■ **Aim**
Reproduce all of the data word for word.

■ **Information provided**
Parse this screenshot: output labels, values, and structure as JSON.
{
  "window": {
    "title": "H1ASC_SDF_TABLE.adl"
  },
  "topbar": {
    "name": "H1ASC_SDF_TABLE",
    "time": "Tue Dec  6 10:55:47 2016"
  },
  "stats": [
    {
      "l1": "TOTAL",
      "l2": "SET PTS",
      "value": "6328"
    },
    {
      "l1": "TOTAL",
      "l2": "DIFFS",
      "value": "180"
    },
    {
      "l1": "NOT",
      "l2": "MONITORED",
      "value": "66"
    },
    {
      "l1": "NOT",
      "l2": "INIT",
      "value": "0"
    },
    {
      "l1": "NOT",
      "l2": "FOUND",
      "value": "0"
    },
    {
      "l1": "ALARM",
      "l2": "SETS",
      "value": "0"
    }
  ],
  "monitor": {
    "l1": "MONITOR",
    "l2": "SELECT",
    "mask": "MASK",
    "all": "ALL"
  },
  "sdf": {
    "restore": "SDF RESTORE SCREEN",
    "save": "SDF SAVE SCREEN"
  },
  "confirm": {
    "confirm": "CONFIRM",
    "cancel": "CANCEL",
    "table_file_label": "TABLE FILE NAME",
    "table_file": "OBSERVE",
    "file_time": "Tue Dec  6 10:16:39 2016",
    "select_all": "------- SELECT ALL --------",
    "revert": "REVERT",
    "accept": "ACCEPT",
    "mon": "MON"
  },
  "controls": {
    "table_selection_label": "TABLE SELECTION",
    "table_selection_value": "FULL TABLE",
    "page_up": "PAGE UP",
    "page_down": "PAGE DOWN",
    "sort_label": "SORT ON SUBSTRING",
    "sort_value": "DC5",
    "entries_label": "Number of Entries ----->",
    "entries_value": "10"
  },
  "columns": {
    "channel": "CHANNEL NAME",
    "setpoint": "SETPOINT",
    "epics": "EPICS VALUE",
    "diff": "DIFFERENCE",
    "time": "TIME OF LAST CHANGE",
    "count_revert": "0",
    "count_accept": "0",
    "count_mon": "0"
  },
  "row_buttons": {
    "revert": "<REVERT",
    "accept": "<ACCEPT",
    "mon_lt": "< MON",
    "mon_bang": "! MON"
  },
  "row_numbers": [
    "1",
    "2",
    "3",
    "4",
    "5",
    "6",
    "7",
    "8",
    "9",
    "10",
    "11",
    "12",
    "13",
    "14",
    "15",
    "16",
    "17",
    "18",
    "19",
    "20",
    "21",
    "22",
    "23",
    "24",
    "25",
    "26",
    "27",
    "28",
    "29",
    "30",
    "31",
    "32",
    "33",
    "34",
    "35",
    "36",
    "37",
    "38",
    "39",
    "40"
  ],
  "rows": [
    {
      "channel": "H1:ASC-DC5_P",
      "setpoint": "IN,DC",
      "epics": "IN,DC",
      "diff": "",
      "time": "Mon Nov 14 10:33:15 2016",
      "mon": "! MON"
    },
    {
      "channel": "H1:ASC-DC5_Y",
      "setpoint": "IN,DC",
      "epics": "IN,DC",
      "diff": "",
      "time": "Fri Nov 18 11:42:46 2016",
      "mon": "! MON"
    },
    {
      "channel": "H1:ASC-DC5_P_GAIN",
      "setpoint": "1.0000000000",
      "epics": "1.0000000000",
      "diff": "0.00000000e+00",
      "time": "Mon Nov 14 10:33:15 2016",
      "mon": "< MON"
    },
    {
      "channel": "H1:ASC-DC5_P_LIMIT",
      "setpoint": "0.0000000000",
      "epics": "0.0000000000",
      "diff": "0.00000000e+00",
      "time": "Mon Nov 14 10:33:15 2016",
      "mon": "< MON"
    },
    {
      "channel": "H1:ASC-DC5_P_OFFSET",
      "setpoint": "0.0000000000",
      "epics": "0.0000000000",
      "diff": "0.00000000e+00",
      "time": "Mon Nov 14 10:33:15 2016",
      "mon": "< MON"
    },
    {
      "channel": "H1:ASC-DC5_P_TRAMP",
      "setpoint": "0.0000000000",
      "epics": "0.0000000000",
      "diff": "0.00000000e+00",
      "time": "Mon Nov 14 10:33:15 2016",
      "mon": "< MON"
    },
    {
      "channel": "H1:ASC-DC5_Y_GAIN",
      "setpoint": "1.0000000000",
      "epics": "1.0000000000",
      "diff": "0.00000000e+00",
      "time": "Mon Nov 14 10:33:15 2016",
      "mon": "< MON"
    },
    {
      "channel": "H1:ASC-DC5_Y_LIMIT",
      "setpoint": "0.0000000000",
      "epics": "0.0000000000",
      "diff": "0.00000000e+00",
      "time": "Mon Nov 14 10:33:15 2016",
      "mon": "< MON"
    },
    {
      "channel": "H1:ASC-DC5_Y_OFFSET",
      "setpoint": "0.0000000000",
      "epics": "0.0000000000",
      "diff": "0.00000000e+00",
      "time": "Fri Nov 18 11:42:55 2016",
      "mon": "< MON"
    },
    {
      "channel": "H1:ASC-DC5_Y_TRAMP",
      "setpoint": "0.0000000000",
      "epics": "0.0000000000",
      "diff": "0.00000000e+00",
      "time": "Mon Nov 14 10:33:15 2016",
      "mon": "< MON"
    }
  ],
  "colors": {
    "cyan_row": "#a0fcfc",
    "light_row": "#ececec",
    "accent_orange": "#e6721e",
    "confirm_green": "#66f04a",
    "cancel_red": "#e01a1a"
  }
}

■ **Task solution**
Parse this screenshot: output labels, values, and structure as JSON.
{
  "window": {
    "title": "H1ASC_SDF_TABLE.adl"
  },
  "topbar": {
    "name": "H1ASC_SDF_TABLE",
    "time": "Tue Dec  6 10:55:47 2016"
  },
  "stats": [
    {
      "l1": "TOTAL",
      "l2": "SET PTS",
      "value": "6328"
    },
    {
      "l1": "TOTAL",
      "l2": "DIFFS",
      "value": "180"
    },
    {
      "l1": "NOT",
      "l2": "MONITORED",
      "value": "66"
    },
    {
      "l1": "NOT",
      "l2": "INIT",
      "value": "0"
    },
    {
      "l1": "NOT",
      "l2": "FOUND",
      "value": "0"
    },
    {
      "l1": "ALARM",
      "l2": "SETS",
      "value": "0"
    }
  ],
  "monitor": {
    "l1": "MONITOR",
    "l2": "SELECT",
    "mask": "MASK",
    "all": "ALL"
  },
  "sdf": {
    "restore": "SDF RESTORE SCREEN",
    "save": "SDF SAVE SCREEN"
  },
  "confirm": {
    "confirm": "CONFIRM",
    "cancel": "CANCEL",
    "table_file_label": "TABLE FILE NAME",
    "table_file": "OBSERVE",
    "file_time": "Tue Dec  6 10:16:39 2016",
    "select_all": "------- SELECT ALL --------",
    "revert": "REVERT",
    "accept": "ACCEPT",
    "mon": "MON"
  },
  "controls": {
    "table_selection_label": "TABLE SELECTION",
    "table_selection_value": "FULL TABLE",
    "page_up": "PAGE UP",
    "page_down": "PAGE DOWN",
    "sort_label": "SORT ON SUBSTRING",
    "sort_value": "DC5",
    "entries_label": "Number of Entries ----->",
    "entries_value": "10"
  },
  "columns": {
    "channel": "CHANNEL NAME",
    "setpoint": "SETPOINT",
    "epics": "EPICS VALUE",
    "diff": "DIFFERENCE",
    "time": "TIME OF LAST CHANGE",
    "count_revert": "0",
    "count_accept": "0",
    "count_mon": "0"
  },
  "row_buttons": {
    "revert": "<REVERT",
    "accept": "<ACCEPT",
    "mon_lt": "< MON",
    "mon_bang": "! MON"
  },
  "row_numbers": [
    "1",
    "2",
    "3",
    "4",
    "5",
    "6",
    "7",
    "8",
    "9",
    "10",
    "11",
    "12",
    "13",
    "14",
    "15",
    "16",
    "17",
    "18",
    "19",
    "20",
    "21",
    "22",
    "23",
    "24",
    "25",
    "26",
    "27",
    "28",
    "29",
    "30",
    "31",
    "32",
    "33",
    "34",
    "35",
    "36",
    "37",
    "38",
    "39",
    "40"
  ],
  "rows": [
    {
      "channel": "H1:ASC-DC5_P",
      "setpoint": "IN,DC",
      "epics": "IN,DC",
      "diff": "",
      "time": "Mon Nov 14 10:33:15 2016",
      "mon": "! MON"
    },
    {
      "channel": "H1:ASC-DC5_Y",
      "setpoint": "IN,DC",
      "epics": "IN,DC",
      "diff": "",
      "time": "Fri Nov 18 11:42:46 2016",
      "mon": "! MON"
    },
    {
      "channel": "H1:ASC-DC5_P_GAIN",
      "setpoint": "1.0000000000",
      "epics": "1.0000000000",
      "diff": "0.00000000e+00",
      "time": "Mon Nov 14 10:33:15 2016",
      "mon": "< MON"
    },
    {
      "channel": "H1:ASC-DC5_P_LIMIT",
      "setpoint": "0.0000000000",
      "epics": "0.0000000000",
      "diff": "0.00000000e+00",
      "time": "Mon Nov 14 10:33:15 2016",
      "mon": "< MON"
    },
    {
      "channel": "H1:ASC-DC5_P_OFFSET",
      "setpoint": "0.0000000000",
      "epics": "0.0000000000",
      "diff": "0.00000000e+00",
      "time": "Mon Nov 14 10:33:15 2016",
      "mon": "< MON"
    },
    {
      "channel": "H1:ASC-DC5_P_TRAMP",
      "setpoint": "0.0000000000",
      "epics": "0.0000000000",
      "diff": "0.00000000e+00",
      "time": "Mon Nov 14 10:33:15 2016",
      "mon": "< MON"
    },
    {
      "channel": "H1:ASC-DC5_Y_GAIN",
      "setpoint": "1.0000000000",
      "epics": "1.0000000000",
      "diff": "0.00000000e+00",
      "time": "Mon Nov 14 10:33:15 2016",
      "mon": "< MON"
    },
    {
      "channel": "H1:ASC-DC5_Y_LIMIT",
      "setpoint": "0.0000000000",
      "epics": "0.0000000000",
      "diff": "0.00000000e+00",
      "time": "Mon Nov 14 10:33:15 2016",
      "mon": "< MON"
    },
    {
      "channel": "H1:ASC-DC5_Y_OFFSET",
      "setpoint": "0.0000000000",
      "epics": "0.0000000000",
      "diff": "0.00000000e+00",
      "time": "Fri Nov 18 11:42:55 2016",
      "mon": "< MON"
    },
    {
      "channel": "H1:ASC-DC5_Y_TRAMP",
      "setpoint": "0.0000000000",
      "epics": "0.0000000000",
      "diff": "0.00000000e+00",
      "time": "Mon Nov 14 10:33:15 2016",
      "mon": "< MON"
    }
  ],
  "colors": {
    "cyan_row": "#a0fcfc",
    "light_row": "#ececec",
    "accent_orange": "#e6721e",
    "confirm_green": "#66f04a",
    "cancel_red": "#e01a1a"
  }
}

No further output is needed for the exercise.